### Exercise task:
Omit the pictures, please, and give each record below again exactly.

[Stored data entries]
----

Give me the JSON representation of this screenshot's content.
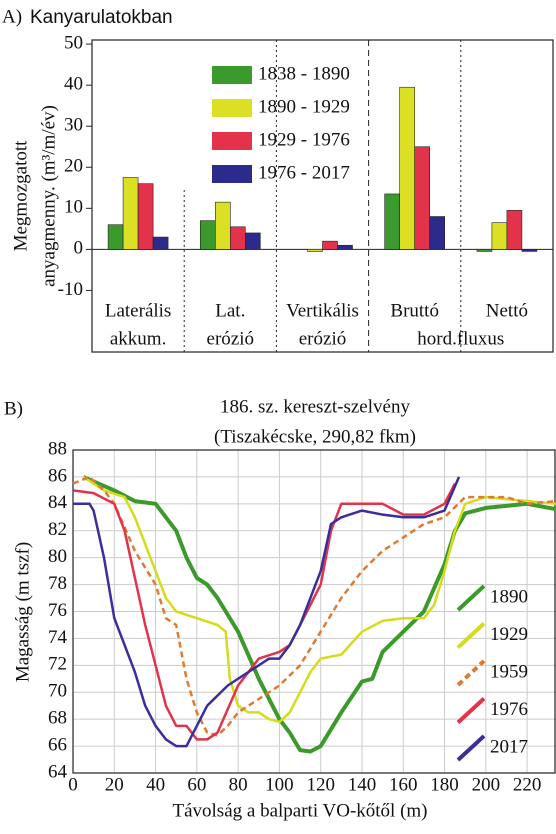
{
  "chart_data": [
    {
      "type": "bar",
      "panel": "A)",
      "title": "Kanyarulatokban",
      "ylabel": [
        "Megmozgatott",
        "anyagmenny. (m³/m/év)"
      ],
      "categories": [
        [
          "Laterális",
          "akkum."
        ],
        [
          "Lat.",
          "erózió"
        ],
        [
          "Vertikális",
          "erózió"
        ],
        [
          "Bruttó"
        ],
        [
          "Nettó"
        ]
      ],
      "group_label": "hord.fluxus",
      "ylim": [
        -25,
        51
      ],
      "yticks": [
        -10,
        0,
        10,
        20,
        30,
        40,
        50
      ],
      "series": [
        {
          "name": "1838 - 1890",
          "color": "#3c9a2c",
          "values": [
            6,
            7,
            0,
            13.5,
            -0.5
          ]
        },
        {
          "name": "1890 - 1929",
          "color": "#dce024",
          "values": [
            17.5,
            11.5,
            -0.5,
            39.5,
            6.5
          ]
        },
        {
          "name": "1929 - 1976",
          "color": "#e2334a",
          "values": [
            16,
            5.5,
            2,
            25,
            9.5
          ]
        },
        {
          "name": "1976 - 2017",
          "color": "#2c2a8c",
          "values": [
            3,
            4,
            1,
            8,
            -0.5
          ]
        }
      ]
    },
    {
      "type": "line",
      "panel": "B)",
      "title": [
        "186. sz. kereszt-szelvény",
        "(Tiszakécske, 290,82 fkm)"
      ],
      "xlabel": "Távolság a balparti VO-kőtől (m)",
      "ylabel": "Magasság (m tszf)",
      "xlim": [
        0,
        234
      ],
      "ylim": [
        64,
        88
      ],
      "grid": true,
      "xticks": [
        0,
        20,
        40,
        60,
        80,
        100,
        120,
        140,
        160,
        180,
        200,
        220
      ],
      "yticks": [
        64,
        66,
        68,
        70,
        72,
        74,
        76,
        78,
        80,
        82,
        84,
        86,
        88
      ],
      "series": [
        {
          "name": "1890",
          "color": "#3c9a2c",
          "dashed": false,
          "x": [
            5,
            20,
            30,
            40,
            45,
            50,
            55,
            60,
            65,
            70,
            80,
            90,
            100,
            105,
            110,
            115,
            120,
            130,
            140,
            145,
            150,
            160,
            170,
            180,
            185,
            190,
            200,
            220,
            234
          ],
          "values": [
            86,
            85,
            84.2,
            84,
            83,
            82,
            80,
            78.5,
            78,
            77,
            74.5,
            71,
            68,
            67,
            65.7,
            65.6,
            66,
            68.5,
            70.8,
            71,
            73,
            74.5,
            76,
            79.5,
            82,
            83.3,
            83.7,
            84,
            83.6
          ]
        },
        {
          "name": "1929",
          "color": "#d4dc1c",
          "dashed": false,
          "x": [
            5,
            15,
            25,
            30,
            35,
            40,
            45,
            50,
            60,
            70,
            74,
            76,
            80,
            85,
            90,
            95,
            100,
            105,
            110,
            115,
            120,
            130,
            140,
            150,
            160,
            170,
            175,
            180,
            185,
            190,
            200,
            234
          ],
          "values": [
            86,
            85,
            84.5,
            83,
            81,
            79,
            77,
            76,
            75.5,
            75,
            74.5,
            71,
            69,
            68.5,
            68.5,
            68,
            67.8,
            68.5,
            70,
            71.5,
            72.5,
            72.8,
            74.5,
            75.3,
            75.5,
            75.5,
            76.5,
            79,
            82,
            84,
            84.5,
            84
          ]
        },
        {
          "name": "1959",
          "color": "#e07a30",
          "dashed": true,
          "x": [
            0,
            8,
            15,
            20,
            30,
            40,
            45,
            50,
            55,
            60,
            65,
            70,
            75,
            80,
            90,
            100,
            110,
            120,
            130,
            140,
            150,
            160,
            170,
            180,
            190,
            200,
            210,
            220,
            234
          ],
          "values": [
            85.5,
            86,
            85,
            84,
            80.5,
            78,
            75.5,
            75,
            71,
            68.5,
            67,
            66.8,
            67.5,
            68.5,
            69.5,
            70.5,
            72,
            74.5,
            77,
            79,
            80.5,
            81.5,
            82.5,
            83,
            84.5,
            84.5,
            84.5,
            84,
            84.2
          ]
        },
        {
          "name": "1976",
          "color": "#e2334a",
          "dashed": false,
          "x": [
            0,
            10,
            20,
            25,
            30,
            35,
            40,
            45,
            50,
            55,
            60,
            65,
            70,
            80,
            90,
            100,
            105,
            110,
            120,
            125,
            130,
            140,
            150,
            160,
            170,
            180,
            185
          ],
          "values": [
            85,
            84.8,
            84,
            82,
            78.5,
            75,
            72,
            69,
            67.5,
            67.5,
            66.5,
            66.5,
            67,
            70.5,
            72.5,
            73,
            73.5,
            75,
            78,
            82,
            84,
            84,
            84,
            83.2,
            83.2,
            84,
            85.5
          ]
        },
        {
          "name": "2017",
          "color": "#3a2f9a",
          "dashed": false,
          "x": [
            0,
            8,
            10,
            15,
            20,
            25,
            30,
            35,
            40,
            45,
            50,
            55,
            60,
            65,
            75,
            85,
            95,
            100,
            105,
            110,
            115,
            120,
            125,
            130,
            140,
            150,
            160,
            170,
            180,
            187
          ],
          "values": [
            84,
            84,
            83.5,
            80,
            75.5,
            73.5,
            71.5,
            69,
            67.5,
            66.5,
            66,
            66,
            67.5,
            69,
            70.5,
            71.5,
            72.5,
            72.5,
            73.5,
            75,
            77,
            79,
            82.5,
            83,
            83.5,
            83.2,
            83,
            83,
            83.5,
            86
          ]
        }
      ]
    }
  ]
}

----

### Solution to this exercise:
Give me the JSON representation of this screenshot's content.
{
  "chart_data": [
    {
      "type": "bar",
      "panel": "A)",
      "title": "Kanyarulatokban",
      "ylabel": [
        "Megmozgatott",
        "anyagmenny. (m³/m/év)"
      ],
      "categories": [
        [
          "Laterális",
          "akkum."
        ],
        [
          "Lat.",
          "erózió"
        ],
        [
          "Vertikális",
          "erózió"
        ],
        [
          "Bruttó"
        ],
        [
          "Nettó"
        ]
      ],
      "group_label": "hord.fluxus",
      "ylim": [
        -25,
        51
      ],
      "yticks": [
        -10,
        0,
        10,
        20,
        30,
        40,
        50
      ],
      "series": [
        {
          "name": "1838 - 1890",
          "color": "#3c9a2c",
          "values": [
            6,
            7,
            0,
            13.5,
            -0.5
          ]
        },
        {
          "name": "1890 - 1929",
          "color": "#dce024",
          "values": [
            17.5,
            11.5,
            -0.5,
            39.5,
            6.5
          ]
        },
        {
          "name": "1929 - 1976",
          "color": "#e2334a",
          "values": [
            16,
            5.5,
            2,
            25,
            9.5
          ]
        },
        {
          "name": "1976 - 2017",
          "color": "#2c2a8c",
          "values": [
            3,
            4,
            1,
            8,
            -0.5
          ]
        }
      ]
    },
    {
      "type": "line",
      "panel": "B)",
      "title": [
        "186. sz. kereszt-szelvény",
        "(Tiszakécske, 290,82 fkm)"
      ],
      "xlabel": "Távolság a balparti VO-kőtől (m)",
      "ylabel": "Magasság (m tszf)",
      "xlim": [
        0,
        234
      ],
      "ylim": [
        64,
        88
      ],
      "grid": true,
      "xticks": [
        0,
        20,
        40,
        60,
        80,
        100,
        120,
        140,
        160,
        180,
        200,
        220
      ],
      "yticks": [
        64,
        66,
        68,
        70,
        72,
        74,
        76,
        78,
        80,
        82,
        84,
        86,
        88
      ],
      "series": [
        {
          "name": "1890",
          "color": "#3c9a2c",
          "dashed": false,
          "x": [
            5,
            20,
            30,
            40,
            45,
            50,
            55,
            60,
            65,
            70,
            80,
            90,
            100,
            105,
            110,
            115,
            120,
            130,
            140,
            145,
            150,
            160,
            170,
            180,
            185,
            190,
            200,
            220,
            234
          ],
          "values": [
            86,
            85,
            84.2,
            84,
            83,
            82,
            80,
            78.5,
            78,
            77,
            74.5,
            71,
            68,
            67,
            65.7,
            65.6,
            66,
            68.5,
            70.8,
            71,
            73,
            74.5,
            76,
            79.5,
            82,
            83.3,
            83.7,
            84,
            83.6
          ]
        },
        {
          "name": "1929",
          "color": "#d4dc1c",
          "dashed": false,
          "x": [
            5,
            15,
            25,
            30,
            35,
            40,
            45,
            50,
            60,
            70,
            74,
            76,
            80,
            85,
            90,
            95,
            100,
            105,
            110,
            115,
            120,
            130,
            140,
            150,
            160,
            170,
            175,
            180,
            185,
            190,
            200,
            234
          ],
          "values": [
            86,
            85,
            84.5,
            83,
            81,
            79,
            77,
            76,
            75.5,
            75,
            74.5,
            71,
            69,
            68.5,
            68.5,
            68,
            67.8,
            68.5,
            70,
            71.5,
            72.5,
            72.8,
            74.5,
            75.3,
            75.5,
            75.5,
            76.5,
            79,
            82,
            84,
            84.5,
            84
          ]
        },
        {
          "name": "1959",
          "color": "#e07a30",
          "dashed": true,
          "x": [
            0,
            8,
            15,
            20,
            30,
            40,
            45,
            50,
            55,
            60,
            65,
            70,
            75,
            80,
            90,
            100,
            110,
            120,
            130,
            140,
            150,
            160,
            170,
            180,
            190,
            200,
            210,
            220,
            234
          ],
          "values": [
            85.5,
            86,
            85,
            84,
            80.5,
            78,
            75.5,
            75,
            71,
            68.5,
            67,
            66.8,
            67.5,
            68.5,
            69.5,
            70.5,
            72,
            74.5,
            77,
            79,
            80.5,
            81.5,
            82.5,
            83,
            84.5,
            84.5,
            84.5,
            84,
            84.2
          ]
        },
        {
          "name": "1976",
          "color": "#e2334a",
          "dashed": false,
          "x": [
            0,
            10,
            20,
            25,
            30,
            35,
            40,
            45,
            50,
            55,
            60,
            65,
            70,
            80,
            90,
            100,
            105,
            110,
            120,
            125,
            130,
            140,
            150,
            160,
            170,
            180,
            185
          ],
          "values": [
            85,
            84.8,
            84,
            82,
            78.5,
            75,
            72,
            69,
            67.5,
            67.5,
            66.5,
            66.5,
            67,
            70.5,
            72.5,
            73,
            73.5,
            75,
            78,
            82,
            84,
            84,
            84,
            83.2,
            83.2,
            84,
            85.5
          ]
        },
        {
          "name": "2017",
          "color": "#3a2f9a",
          "dashed": false,
          "x": [
            0,
            8,
            10,
            15,
            20,
            25,
            30,
            35,
            40,
            45,
            50,
            55,
            60,
            65,
            75,
            85,
            95,
            100,
            105,
            110,
            115,
            120,
            125,
            130,
            140,
            150,
            160,
            170,
            180,
            187
          ],
          "values": [
            84,
            84,
            83.5,
            80,
            75.5,
            73.5,
            71.5,
            69,
            67.5,
            66.5,
            66,
            66,
            67.5,
            69,
            70.5,
            71.5,
            72.5,
            72.5,
            73.5,
            75,
            77,
            79,
            82.5,
            83,
            83.5,
            83.2,
            83,
            83,
            83.5,
            86
          ]
        }
      ]
    }
  ]
}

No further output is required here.